### Selection
+-------+

Re: RARA-AVIS: GATSBY as the PI novel

From: Brian Thornton ( tieresias@worldnet.att.net)
Date: 30 Nov 2004


Jim Winter wrote:

> Actually, I'd never read about MacDonald's views on GATSBY, beyond
> that it was his favorite novel. I know BLACK MONEY was a retelling
> of GATSBY.
>
> But here's a thought about GATSBY that makes me wonder if it
> originated with MacDonald. A few years ago, a professor wrote a
> paper suggesting that Jay Gatsby was trying to pass as a white man.
> The plot of BLACK MONEY almost suggests that MacDonald had picked up
> on the idea 30 years earlier. I wished I'd read GATSBY before I'd
> heard that, because it was in the back of my mind when I finally did,
> both from that article and BLACK MONEY. Still, it's an intriguing
> debate, and there's nothing in GATSBY to suggest it wasn't possible.

And there's nothing to suggest it was. Fitzgerald is one of the great voices of the early 20th century because of what he leaves unsaid, true, but this sounds to me like someone on a tenure track reading something into the text, as opposed to trying to pull it out. Gatsby is clearly a parvenue, that much is painfully clear, and the novel lays it out vividly that no matter how much new money he illegally makes, he's still "new money" and will never be able to truly enter Daisy's world any more than I can sprout wings and fly.

+-------+

### Problems
**A.** From the Gatsby message, extract the passage starting with "Date: 30 Nov" and going on through "a white man.".
**B.** In the Gatsby message, which MacDonald novel does Jim Winter call a retelling of GATSBY?
**C.** Proceed with the Gatsby message from its final sentence onward.

### Raw data
+-------+

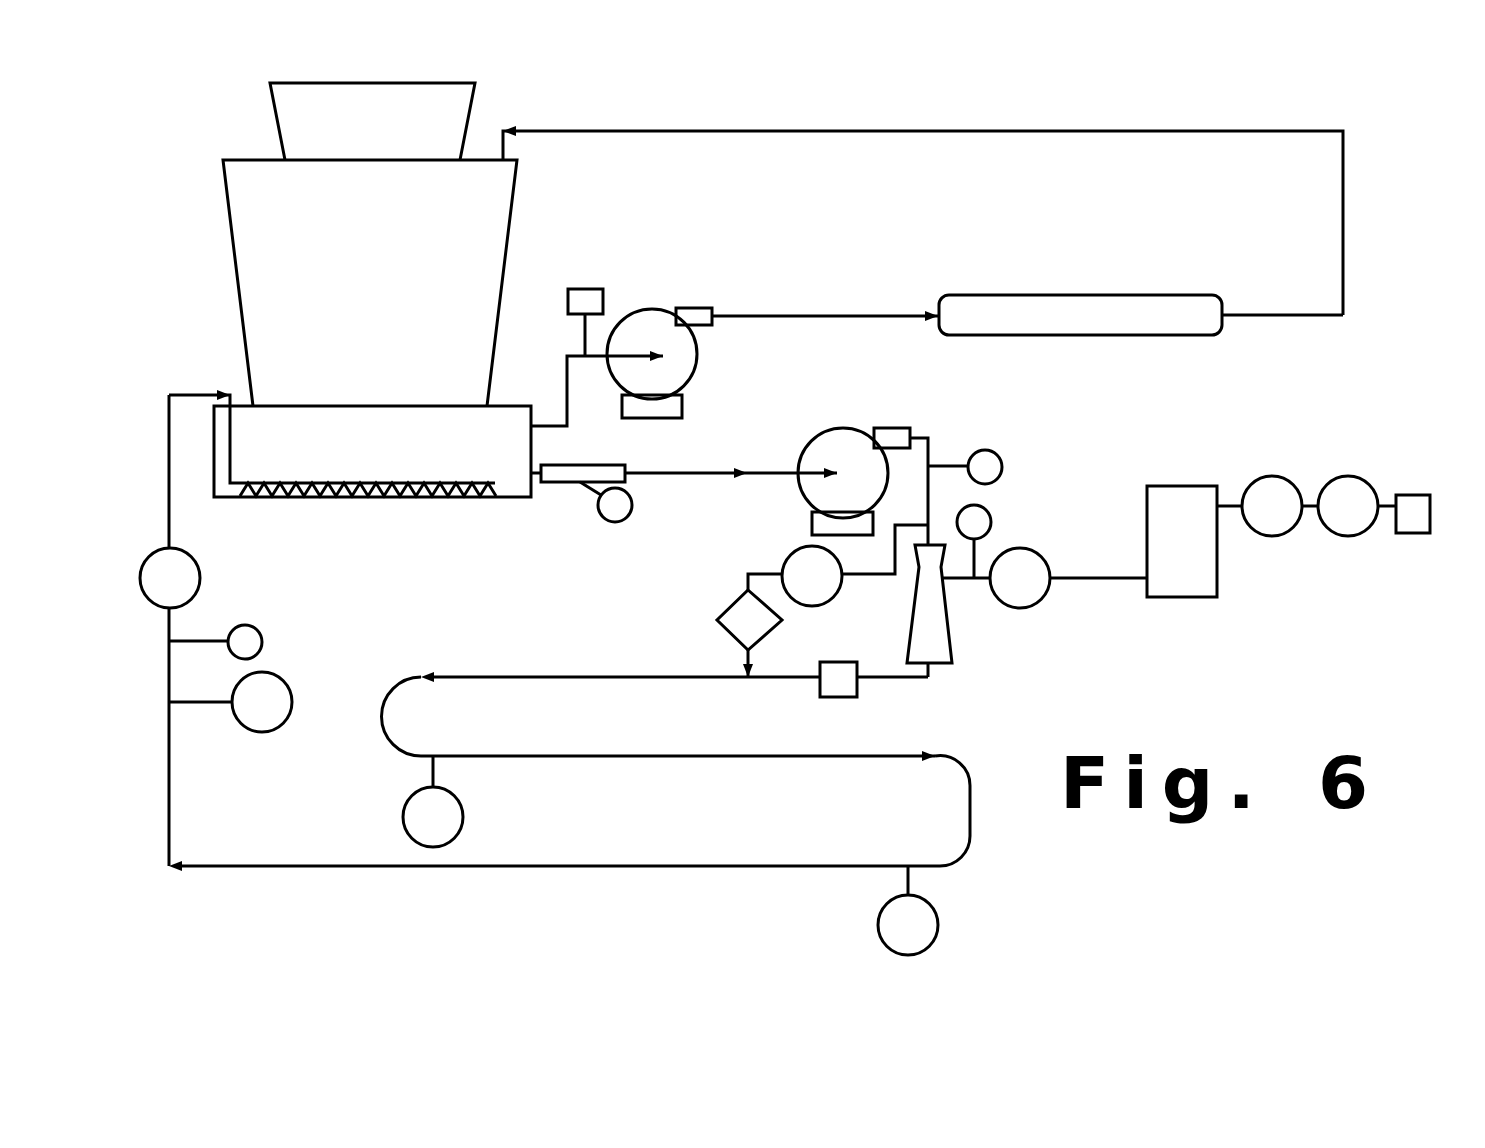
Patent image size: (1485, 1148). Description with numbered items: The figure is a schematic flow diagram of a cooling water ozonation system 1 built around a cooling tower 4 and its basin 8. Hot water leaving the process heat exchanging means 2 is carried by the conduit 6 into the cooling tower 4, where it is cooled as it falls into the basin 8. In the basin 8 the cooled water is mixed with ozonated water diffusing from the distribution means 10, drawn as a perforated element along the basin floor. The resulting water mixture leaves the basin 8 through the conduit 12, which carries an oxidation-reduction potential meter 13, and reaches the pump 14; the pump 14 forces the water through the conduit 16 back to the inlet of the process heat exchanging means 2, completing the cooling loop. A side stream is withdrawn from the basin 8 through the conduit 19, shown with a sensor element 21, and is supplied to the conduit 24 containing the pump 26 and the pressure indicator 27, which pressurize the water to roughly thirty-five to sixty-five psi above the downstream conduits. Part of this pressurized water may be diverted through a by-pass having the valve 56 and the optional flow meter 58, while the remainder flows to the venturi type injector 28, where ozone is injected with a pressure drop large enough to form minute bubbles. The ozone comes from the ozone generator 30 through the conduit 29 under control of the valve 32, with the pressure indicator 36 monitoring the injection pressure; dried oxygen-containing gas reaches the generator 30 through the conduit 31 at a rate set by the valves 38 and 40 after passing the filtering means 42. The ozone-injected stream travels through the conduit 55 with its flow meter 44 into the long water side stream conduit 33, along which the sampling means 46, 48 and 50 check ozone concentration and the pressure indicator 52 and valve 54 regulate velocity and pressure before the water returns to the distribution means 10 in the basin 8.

+-------+

### Exercise responses
**A.**
Date: 30 Nov 2004


Jim Winter wrote:

> Actually, I'd never read about MacDonald's views on GATSBY, beyond
> that it was his favorite novel. I know BLACK MONEY was a retelling
> of GATSBY.
>
> But here's a thought about GATSBY that makes me wonder if it
> originated with MacDonald. A few years ago, a professor wrote a
> paper suggesting that Jay Gatsby was trying to pass as a white man.

**B.** BLACK MONEY

**C.**
I think the deeper question about Gatsby is whether Fitzgerald identified more with the viewpoint of Nick Carraway or with the viewpoint of Jay Gatsby himself. Fitzgerald was himself a parvenue who went out and "made it big" in order to win his own Daisy, his wife Zelda Sayre Fitzgerald. A social climber by nature, and an alcoholic by long practice, Fitzgerald opened up both the world of the "cruel rich" and of jazz age party excess ("jazz age" being a term Fitzgerald himself coined) for people who might never have had an inkling of what they were like otherwise. I think he did a bang-up job of showing how he himself (a good Catholic boy from the Midwest) was both attracted and repelled by both these aspects of 1920s America.

Oh, and let me repeat for emphasis, I don't see the "black guy trying to pass" any more than I see a potentially drunken gay encounter for Nick after the party scene in the apartment where he helps the other drunk guy home.

A great novel, regardless.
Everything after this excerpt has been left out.